* _WHAT THE EXERCISE ASKS_
In the listing below, pick out lines with "prazo".
--- --- ---
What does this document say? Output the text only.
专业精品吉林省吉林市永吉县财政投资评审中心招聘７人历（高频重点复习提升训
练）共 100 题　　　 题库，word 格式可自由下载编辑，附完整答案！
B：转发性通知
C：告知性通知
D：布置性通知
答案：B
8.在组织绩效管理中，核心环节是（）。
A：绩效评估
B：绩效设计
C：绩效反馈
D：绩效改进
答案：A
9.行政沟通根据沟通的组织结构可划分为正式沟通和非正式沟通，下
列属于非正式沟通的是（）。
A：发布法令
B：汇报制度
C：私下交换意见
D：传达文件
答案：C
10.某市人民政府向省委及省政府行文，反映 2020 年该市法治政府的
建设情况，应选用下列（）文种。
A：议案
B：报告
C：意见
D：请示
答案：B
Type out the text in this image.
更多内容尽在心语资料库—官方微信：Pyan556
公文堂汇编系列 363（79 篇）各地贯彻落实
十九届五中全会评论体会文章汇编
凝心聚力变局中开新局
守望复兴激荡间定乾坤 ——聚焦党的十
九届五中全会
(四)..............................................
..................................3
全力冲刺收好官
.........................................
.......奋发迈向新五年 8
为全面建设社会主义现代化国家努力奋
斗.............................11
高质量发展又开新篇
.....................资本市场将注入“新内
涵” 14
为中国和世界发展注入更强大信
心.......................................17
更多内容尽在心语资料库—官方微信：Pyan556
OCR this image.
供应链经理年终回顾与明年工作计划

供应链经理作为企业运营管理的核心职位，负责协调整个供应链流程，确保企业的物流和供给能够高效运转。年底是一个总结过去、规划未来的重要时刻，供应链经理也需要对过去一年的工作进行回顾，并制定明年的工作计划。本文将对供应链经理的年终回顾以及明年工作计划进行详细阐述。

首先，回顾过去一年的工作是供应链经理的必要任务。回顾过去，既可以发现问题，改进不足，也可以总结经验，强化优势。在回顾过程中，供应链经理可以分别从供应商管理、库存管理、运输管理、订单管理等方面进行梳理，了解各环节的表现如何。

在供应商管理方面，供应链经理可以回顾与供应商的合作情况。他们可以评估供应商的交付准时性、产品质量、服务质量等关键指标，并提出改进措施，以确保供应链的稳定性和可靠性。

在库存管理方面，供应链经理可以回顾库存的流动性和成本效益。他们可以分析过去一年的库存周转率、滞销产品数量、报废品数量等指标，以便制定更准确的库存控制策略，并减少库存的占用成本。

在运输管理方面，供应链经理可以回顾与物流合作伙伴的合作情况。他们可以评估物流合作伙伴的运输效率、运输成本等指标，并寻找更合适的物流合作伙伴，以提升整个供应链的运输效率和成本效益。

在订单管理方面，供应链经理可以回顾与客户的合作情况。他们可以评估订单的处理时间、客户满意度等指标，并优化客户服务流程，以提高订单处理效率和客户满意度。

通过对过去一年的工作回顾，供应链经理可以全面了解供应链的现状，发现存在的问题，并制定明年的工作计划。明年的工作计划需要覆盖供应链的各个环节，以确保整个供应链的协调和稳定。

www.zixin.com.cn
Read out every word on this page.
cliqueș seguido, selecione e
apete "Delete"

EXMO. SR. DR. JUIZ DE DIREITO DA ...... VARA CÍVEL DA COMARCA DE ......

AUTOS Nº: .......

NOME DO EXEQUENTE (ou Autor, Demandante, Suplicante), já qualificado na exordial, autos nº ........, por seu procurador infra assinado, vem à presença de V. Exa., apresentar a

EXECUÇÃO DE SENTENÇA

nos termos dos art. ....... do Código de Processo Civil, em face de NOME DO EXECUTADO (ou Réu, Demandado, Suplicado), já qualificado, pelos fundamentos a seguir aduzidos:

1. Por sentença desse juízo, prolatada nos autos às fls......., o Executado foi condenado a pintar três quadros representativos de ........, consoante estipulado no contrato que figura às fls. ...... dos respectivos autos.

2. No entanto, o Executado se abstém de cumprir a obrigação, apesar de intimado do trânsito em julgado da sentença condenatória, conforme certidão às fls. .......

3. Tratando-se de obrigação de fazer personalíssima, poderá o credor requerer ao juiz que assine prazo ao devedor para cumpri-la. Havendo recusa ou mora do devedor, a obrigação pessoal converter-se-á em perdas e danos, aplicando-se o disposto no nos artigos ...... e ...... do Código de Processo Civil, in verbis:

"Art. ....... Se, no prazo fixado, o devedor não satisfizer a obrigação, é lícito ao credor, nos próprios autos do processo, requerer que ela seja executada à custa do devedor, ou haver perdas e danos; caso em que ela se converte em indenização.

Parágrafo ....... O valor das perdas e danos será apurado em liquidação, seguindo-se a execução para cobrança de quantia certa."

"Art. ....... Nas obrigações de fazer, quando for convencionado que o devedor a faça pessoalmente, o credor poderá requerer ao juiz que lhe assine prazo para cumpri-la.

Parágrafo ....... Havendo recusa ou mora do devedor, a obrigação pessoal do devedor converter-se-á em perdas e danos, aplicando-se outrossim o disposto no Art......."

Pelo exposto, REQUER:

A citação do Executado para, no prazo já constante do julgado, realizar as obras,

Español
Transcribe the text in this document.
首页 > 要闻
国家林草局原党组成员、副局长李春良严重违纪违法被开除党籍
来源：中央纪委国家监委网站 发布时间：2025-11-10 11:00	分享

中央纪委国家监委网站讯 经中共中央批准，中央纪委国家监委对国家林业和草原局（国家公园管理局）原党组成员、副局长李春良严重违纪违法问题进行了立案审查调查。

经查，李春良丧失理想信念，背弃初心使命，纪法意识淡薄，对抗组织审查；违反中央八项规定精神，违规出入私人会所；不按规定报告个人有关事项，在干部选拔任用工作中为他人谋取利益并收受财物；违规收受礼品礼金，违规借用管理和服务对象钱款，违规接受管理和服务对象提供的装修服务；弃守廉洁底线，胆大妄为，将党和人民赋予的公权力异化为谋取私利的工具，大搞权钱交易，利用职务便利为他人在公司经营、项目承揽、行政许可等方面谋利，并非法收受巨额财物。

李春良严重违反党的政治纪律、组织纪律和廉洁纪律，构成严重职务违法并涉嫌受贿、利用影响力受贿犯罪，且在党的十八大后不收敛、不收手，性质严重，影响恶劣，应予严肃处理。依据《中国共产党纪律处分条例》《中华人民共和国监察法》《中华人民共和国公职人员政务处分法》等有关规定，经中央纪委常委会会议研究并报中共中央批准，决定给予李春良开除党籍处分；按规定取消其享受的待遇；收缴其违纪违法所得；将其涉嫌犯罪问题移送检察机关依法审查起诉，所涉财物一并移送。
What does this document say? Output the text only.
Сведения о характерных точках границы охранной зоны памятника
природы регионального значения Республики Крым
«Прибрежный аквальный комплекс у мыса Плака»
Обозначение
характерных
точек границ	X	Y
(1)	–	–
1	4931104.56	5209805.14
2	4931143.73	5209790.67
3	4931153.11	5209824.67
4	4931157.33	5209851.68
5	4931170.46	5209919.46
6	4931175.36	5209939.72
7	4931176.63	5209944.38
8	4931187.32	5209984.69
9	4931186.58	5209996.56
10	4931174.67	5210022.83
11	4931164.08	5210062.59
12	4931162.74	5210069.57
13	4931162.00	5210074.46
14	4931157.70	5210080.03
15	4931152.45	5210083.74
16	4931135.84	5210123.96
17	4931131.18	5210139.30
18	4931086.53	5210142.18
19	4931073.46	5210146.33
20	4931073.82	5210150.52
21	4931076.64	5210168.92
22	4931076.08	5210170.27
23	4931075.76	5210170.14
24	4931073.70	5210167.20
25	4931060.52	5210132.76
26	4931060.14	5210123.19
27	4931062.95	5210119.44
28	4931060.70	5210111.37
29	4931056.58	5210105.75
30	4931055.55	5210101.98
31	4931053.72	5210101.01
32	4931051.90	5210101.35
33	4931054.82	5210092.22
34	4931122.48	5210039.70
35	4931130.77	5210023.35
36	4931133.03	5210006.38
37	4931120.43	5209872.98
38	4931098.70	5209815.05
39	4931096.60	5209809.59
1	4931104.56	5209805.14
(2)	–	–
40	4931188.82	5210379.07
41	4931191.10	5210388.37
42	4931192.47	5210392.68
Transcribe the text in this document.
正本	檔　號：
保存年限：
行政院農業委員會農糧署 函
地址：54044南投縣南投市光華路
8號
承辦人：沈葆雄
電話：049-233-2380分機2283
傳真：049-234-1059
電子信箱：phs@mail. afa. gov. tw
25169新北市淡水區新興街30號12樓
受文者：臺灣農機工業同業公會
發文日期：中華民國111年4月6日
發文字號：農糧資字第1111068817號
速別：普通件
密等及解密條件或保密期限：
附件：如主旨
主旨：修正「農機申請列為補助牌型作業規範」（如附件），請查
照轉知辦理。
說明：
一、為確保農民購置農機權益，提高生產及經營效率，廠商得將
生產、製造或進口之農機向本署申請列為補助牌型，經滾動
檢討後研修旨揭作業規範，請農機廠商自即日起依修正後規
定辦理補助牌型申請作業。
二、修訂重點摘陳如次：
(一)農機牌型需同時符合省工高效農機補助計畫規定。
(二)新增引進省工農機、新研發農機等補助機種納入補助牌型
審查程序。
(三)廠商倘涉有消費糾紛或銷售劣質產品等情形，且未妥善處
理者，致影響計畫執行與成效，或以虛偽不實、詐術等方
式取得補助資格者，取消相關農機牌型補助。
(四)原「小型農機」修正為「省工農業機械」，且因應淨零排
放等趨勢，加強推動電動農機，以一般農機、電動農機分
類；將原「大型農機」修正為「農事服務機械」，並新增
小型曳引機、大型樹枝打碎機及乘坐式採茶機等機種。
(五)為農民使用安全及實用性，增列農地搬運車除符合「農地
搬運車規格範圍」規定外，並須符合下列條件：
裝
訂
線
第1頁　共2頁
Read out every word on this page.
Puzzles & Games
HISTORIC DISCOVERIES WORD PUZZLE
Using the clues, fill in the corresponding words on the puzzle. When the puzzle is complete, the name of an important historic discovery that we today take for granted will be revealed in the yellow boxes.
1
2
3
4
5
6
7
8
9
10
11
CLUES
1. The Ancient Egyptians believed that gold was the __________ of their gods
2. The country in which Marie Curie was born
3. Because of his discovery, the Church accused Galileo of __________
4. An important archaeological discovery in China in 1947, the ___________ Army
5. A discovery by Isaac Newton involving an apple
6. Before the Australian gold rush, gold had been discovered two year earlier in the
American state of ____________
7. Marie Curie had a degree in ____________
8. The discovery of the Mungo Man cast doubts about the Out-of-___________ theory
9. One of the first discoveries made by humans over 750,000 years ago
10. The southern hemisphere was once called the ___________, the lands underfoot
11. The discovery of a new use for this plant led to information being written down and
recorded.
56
--- --- ---
* _RESULT OF THE EXERCISE_
3. Tratando-se de obrigação de fazer personalíssima, poderá o credor requerer ao juiz que assine prazo ao devedor para cumpri-la. Havendo recusa ou mora do devedor, a obrigação pessoal converter-se-á em perdas e danos, aplicando-se o disposto no nos artigos ...... e ...... do Código de Processo Civil, in verbis:
"Art. ....... Se, no prazo fixado, o devedor não satisfizer a obrigação, é lícito ao credor, nos próprios autos do processo, requerer que ela seja executada à custa do devedor, ou haver perdas e danos; caso em que ela se converte em indenização.
"Art. ....... Nas obrigações de fazer, quando for convencionado que o devedor a faça pessoalmente, o credor poderá requerer ao juiz que lhe assine prazo para cumpri-la.
A citação do Executado para, no prazo já constante do julgado, realizar as obras,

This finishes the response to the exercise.